Dataset entries

----

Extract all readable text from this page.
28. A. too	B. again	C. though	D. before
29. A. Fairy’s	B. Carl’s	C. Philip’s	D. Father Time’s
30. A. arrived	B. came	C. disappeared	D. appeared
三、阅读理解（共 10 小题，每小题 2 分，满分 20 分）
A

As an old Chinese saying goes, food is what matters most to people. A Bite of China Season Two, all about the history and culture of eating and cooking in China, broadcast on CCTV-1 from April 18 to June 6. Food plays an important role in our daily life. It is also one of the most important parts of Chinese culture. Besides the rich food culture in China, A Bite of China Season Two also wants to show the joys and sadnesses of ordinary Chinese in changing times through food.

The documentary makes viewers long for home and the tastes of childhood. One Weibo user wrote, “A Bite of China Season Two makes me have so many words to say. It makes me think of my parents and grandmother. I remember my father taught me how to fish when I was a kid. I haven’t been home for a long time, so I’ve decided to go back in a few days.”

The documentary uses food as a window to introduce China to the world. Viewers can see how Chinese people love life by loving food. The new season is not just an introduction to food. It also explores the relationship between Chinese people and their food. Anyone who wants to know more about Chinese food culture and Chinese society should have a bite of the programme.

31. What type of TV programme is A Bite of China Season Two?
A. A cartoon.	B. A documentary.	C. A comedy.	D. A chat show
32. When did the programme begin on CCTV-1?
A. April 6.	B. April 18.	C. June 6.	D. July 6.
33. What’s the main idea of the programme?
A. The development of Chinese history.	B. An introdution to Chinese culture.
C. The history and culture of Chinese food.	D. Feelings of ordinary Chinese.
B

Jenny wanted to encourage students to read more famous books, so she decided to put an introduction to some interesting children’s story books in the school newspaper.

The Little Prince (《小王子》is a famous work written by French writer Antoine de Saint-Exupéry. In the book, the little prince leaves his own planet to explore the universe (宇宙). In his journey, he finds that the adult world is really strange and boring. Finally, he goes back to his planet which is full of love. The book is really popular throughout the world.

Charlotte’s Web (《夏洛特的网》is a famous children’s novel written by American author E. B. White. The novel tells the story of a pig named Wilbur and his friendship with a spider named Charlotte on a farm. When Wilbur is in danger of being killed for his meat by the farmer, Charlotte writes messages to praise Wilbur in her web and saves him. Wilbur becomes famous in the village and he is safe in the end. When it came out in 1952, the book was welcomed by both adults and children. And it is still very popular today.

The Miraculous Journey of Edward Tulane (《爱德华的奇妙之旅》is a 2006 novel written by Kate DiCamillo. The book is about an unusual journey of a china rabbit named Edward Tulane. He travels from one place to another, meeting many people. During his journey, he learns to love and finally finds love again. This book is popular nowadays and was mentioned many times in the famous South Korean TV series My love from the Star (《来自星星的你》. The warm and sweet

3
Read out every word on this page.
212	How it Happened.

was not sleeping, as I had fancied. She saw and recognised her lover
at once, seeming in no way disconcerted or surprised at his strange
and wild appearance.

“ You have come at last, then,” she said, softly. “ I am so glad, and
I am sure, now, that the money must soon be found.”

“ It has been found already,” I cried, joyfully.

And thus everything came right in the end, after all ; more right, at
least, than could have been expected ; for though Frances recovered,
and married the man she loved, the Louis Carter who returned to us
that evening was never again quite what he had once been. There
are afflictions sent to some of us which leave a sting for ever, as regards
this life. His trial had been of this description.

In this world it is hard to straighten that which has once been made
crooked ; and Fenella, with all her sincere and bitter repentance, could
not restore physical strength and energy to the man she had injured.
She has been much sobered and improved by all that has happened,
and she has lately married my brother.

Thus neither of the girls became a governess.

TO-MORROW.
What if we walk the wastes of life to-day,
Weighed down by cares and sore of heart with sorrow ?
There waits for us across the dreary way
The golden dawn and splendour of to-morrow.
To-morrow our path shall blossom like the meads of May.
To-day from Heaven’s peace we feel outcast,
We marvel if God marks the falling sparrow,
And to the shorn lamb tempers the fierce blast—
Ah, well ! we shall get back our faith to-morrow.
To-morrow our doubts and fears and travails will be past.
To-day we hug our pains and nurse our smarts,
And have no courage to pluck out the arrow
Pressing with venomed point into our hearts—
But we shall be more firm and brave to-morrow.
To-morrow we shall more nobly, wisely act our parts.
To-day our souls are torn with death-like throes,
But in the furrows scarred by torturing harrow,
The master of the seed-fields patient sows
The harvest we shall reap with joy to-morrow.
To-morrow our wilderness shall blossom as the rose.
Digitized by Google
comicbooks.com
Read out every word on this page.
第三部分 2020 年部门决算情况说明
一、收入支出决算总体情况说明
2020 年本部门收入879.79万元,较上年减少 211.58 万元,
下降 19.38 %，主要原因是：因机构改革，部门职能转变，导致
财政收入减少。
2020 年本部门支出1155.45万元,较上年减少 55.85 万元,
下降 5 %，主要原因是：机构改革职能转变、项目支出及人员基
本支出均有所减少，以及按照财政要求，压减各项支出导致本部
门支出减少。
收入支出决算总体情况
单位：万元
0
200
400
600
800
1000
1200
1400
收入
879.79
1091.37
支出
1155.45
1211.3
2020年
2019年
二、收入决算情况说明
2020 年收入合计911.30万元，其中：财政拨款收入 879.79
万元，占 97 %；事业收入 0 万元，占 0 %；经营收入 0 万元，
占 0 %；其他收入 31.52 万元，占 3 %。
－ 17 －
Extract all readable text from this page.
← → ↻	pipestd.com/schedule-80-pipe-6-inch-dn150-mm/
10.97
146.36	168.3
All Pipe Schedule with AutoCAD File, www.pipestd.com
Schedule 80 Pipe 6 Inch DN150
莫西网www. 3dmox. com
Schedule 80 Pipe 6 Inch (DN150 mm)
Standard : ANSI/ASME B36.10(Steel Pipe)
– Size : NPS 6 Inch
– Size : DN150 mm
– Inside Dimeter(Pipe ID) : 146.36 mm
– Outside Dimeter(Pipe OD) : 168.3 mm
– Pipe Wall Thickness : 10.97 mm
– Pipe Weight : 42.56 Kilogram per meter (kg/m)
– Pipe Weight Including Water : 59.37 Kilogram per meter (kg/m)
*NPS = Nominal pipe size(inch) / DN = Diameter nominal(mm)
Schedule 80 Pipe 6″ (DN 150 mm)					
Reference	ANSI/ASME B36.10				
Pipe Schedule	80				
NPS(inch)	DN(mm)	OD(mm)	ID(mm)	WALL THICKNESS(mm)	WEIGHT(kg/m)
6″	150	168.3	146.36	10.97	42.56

----

[REQUIRED TASK] Only lines that contain the word "though" are wanted; copy each of them.

[TASK SOLUTION]
28. A. too	B. again	C. though	D. before
least, than could have been expected ; for though Frances recovered,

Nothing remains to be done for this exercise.